Venere in pelliccia conferma lo smagliante stato di forma di Roman Polanski, che a ottant’anni suonati ci regala uno dei suoi film più eleganti e complessi a partire da una pièce di David Ives, tratta a sua volta dal celebre testo originale di Leopold von Sacher-Masoch, che il regista di Repulsion ammette però candidamente di non aver letto per intero (solo una manciata di pagine) né tantomeno sopportato, trovandolo noioso e lontano dal suo interesse. Ha preferito ripiegare sulla dinamicità claustrofobica dell’adattamento per il palcoscenico, ben più stimolante per le sue corde di autore avvezzo a riflettere sulle chiusure, le coercizioni, i restringimenti e tutte le componenti ancestrali e paranoiche che vi sono connessi.

_DATI DISPONIBILI_
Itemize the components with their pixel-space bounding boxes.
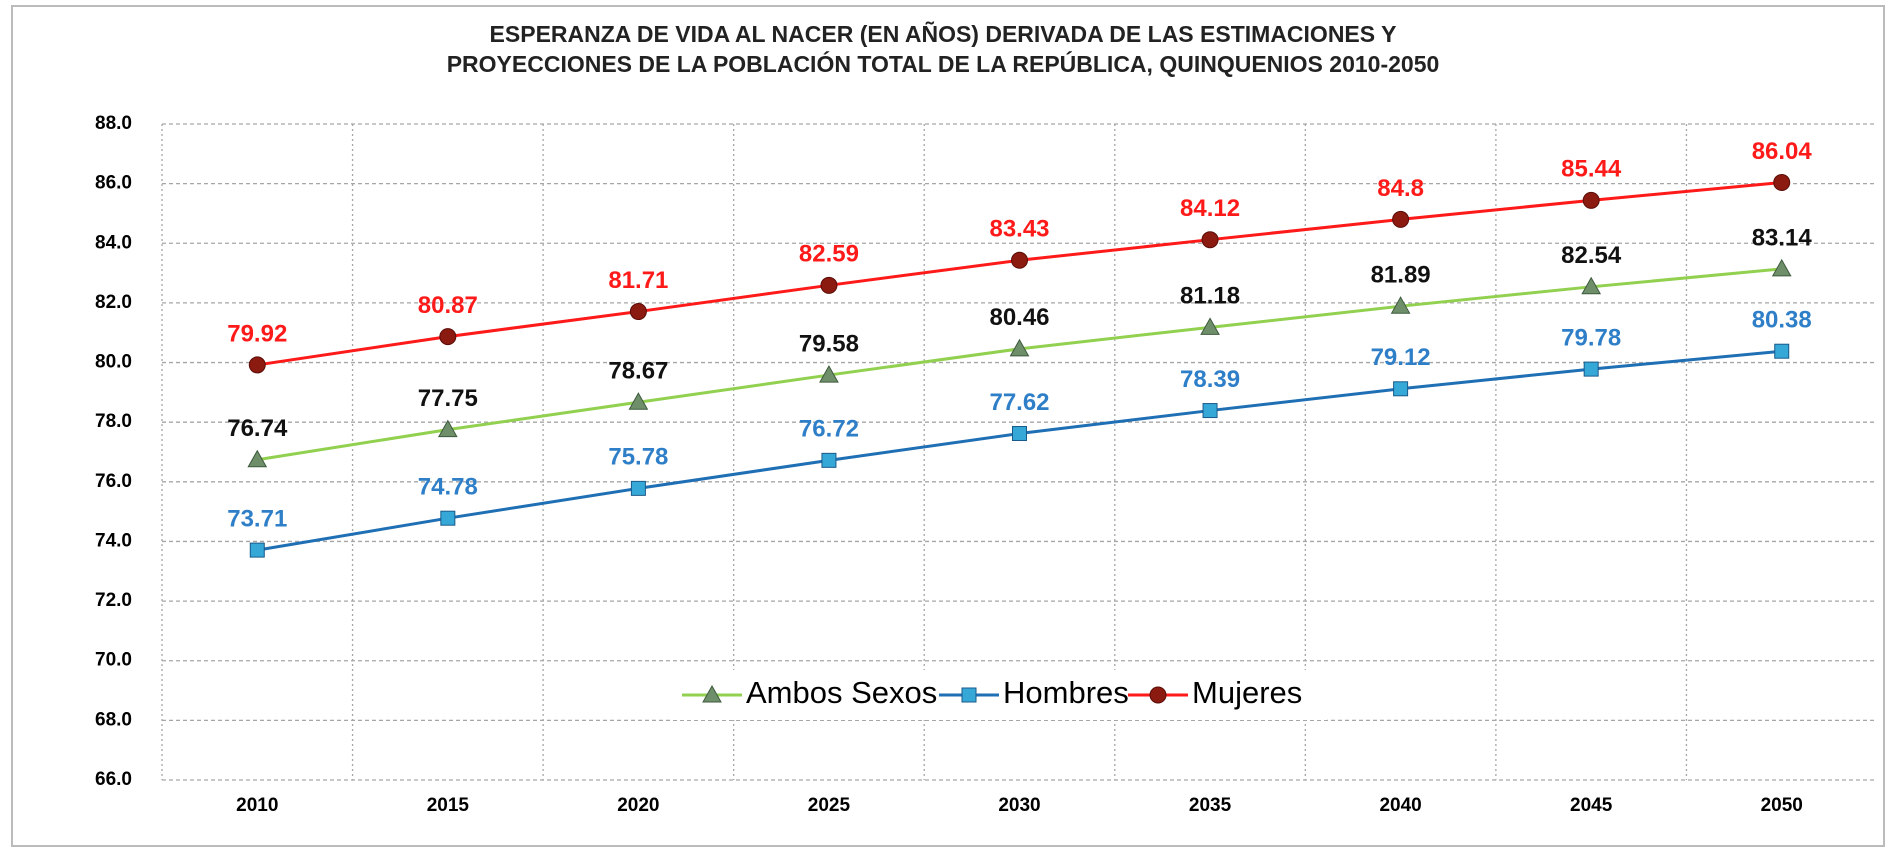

_ESERCIZIO PROPOSTO 1_
Elenca tutte le persone citate per nome nel brano su Venere in pelliccia.
_ESERCIZIO PROPOSTO 2_
Ricopia la parte del brano compresa tra "Venere in pelliccia" e "vi sono connessi.", estremi inclusi, sostituendo "pièce" con "commedia".
I dati non hanno alcun legame con il brano.

_RISULTATO 1_
Roman Polanski, David Ives, Leopold von Sacher-Masoch

_RISULTATO 2_
Venere in pelliccia conferma lo smagliante stato di forma di Roman Polanski, che a ottant’anni suonati ci regala uno dei suoi film più eleganti e complessi a partire da una commedia di David Ives, tratta a sua volta dal celebre testo originale di Leopold von Sacher-Masoch, che il regista di Repulsion ammette però candidamente di non aver letto per intero (solo una manciata di pagine) né tantomeno sopportato, trovandolo noioso e lontano dal suo interesse. Ha preferito ripiegare sulla dinamicità claustrofobica dell’adattamento per il palcoscenico, ben più stimolante per le sue corde di autore avvezzo a riflettere sulle chiusure, le coercizioni, i restringimenti e tutte le componenti ancestrali e paranoiche che vi sono connessi.